Input rows:
╭──
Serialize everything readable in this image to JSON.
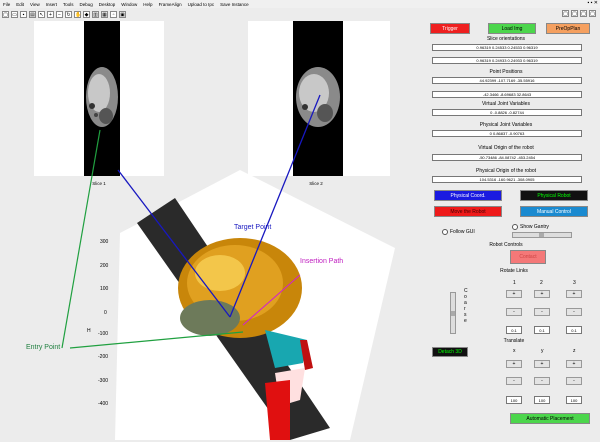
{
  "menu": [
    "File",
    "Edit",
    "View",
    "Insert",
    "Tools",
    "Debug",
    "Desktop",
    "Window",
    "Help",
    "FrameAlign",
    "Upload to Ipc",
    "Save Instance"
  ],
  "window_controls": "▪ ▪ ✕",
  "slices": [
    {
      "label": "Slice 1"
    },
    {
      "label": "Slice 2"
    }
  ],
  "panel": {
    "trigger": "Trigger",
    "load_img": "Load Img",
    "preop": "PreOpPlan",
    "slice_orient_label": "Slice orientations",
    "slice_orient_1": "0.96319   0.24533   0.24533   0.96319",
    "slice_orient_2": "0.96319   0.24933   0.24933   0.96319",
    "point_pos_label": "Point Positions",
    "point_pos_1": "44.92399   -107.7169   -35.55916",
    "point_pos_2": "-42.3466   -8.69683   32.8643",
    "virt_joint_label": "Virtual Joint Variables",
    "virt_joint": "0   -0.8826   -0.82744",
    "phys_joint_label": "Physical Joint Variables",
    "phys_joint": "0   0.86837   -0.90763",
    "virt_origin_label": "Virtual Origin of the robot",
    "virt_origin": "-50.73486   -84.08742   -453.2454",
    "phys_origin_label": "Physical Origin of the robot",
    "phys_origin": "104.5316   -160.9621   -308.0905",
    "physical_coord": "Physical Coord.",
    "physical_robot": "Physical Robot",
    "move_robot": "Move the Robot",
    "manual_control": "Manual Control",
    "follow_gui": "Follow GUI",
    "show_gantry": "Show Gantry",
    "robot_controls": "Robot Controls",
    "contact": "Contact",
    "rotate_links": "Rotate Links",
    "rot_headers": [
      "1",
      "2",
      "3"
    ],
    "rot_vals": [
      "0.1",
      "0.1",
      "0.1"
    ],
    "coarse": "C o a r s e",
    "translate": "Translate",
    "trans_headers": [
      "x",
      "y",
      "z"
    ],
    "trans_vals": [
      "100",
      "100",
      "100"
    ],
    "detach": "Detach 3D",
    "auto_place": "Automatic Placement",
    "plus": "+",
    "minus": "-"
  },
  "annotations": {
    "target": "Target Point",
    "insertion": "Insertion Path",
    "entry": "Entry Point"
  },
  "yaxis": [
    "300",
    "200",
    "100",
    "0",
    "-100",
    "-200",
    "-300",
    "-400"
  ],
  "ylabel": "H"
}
╰──
Problem description:
Reproduce the material in its entirety and word for word, without the pictures.

Worked solution:
Serialize everything readable in this image to JSON.
{
  "menu": [
    "File",
    "Edit",
    "View",
    "Insert",
    "Tools",
    "Debug",
    "Desktop",
    "Window",
    "Help",
    "FrameAlign",
    "Upload to Ipc",
    "Save Instance"
  ],
  "window_controls": "▪ ▪ ✕",
  "slices": [
    {
      "label": "Slice 1"
    },
    {
      "label": "Slice 2"
    }
  ],
  "panel": {
    "trigger": "Trigger",
    "load_img": "Load Img",
    "preop": "PreOpPlan",
    "slice_orient_label": "Slice orientations",
    "slice_orient_1": "0.96319   0.24533   0.24533   0.96319",
    "slice_orient_2": "0.96319   0.24933   0.24933   0.96319",
    "point_pos_label": "Point Positions",
    "point_pos_1": "44.92399   -107.7169   -35.55916",
    "point_pos_2": "-42.3466   -8.69683   32.8643",
    "virt_joint_label": "Virtual Joint Variables",
    "virt_joint": "0   -0.8826   -0.82744",
    "phys_joint_label": "Physical Joint Variables",
    "phys_joint": "0   0.86837   -0.90763",
    "virt_origin_label": "Virtual Origin of the robot",
    "virt_origin": "-50.73486   -84.08742   -453.2454",
    "phys_origin_label": "Physical Origin of the robot",
    "phys_origin": "104.5316   -160.9621   -308.0905",
    "physical_coord": "Physical Coord.",
    "physical_robot": "Physical Robot",
    "move_robot": "Move the Robot",
    "manual_control": "Manual Control",
    "follow_gui": "Follow GUI",
    "show_gantry": "Show Gantry",
    "robot_controls": "Robot Controls",
    "contact": "Contact",
    "rotate_links": "Rotate Links",
    "rot_headers": [
      "1",
      "2",
      "3"
    ],
    "rot_vals": [
      "0.1",
      "0.1",
      "0.1"
    ],
    "coarse": "C o a r s e",
    "translate": "Translate",
    "trans_headers": [
      "x",
      "y",
      "z"
    ],
    "trans_vals": [
      "100",
      "100",
      "100"
    ],
    "detach": "Detach 3D",
    "auto_place": "Automatic Placement",
    "plus": "+",
    "minus": "-"
  },
  "annotations": {
    "target": "Target Point",
    "insertion": "Insertion Path",
    "entry": "Entry Point"
  },
  "yaxis": [
    "300",
    "200",
    "100",
    "0",
    "-100",
    "-200",
    "-300",
    "-400"
  ],
  "ylabel": "H"
}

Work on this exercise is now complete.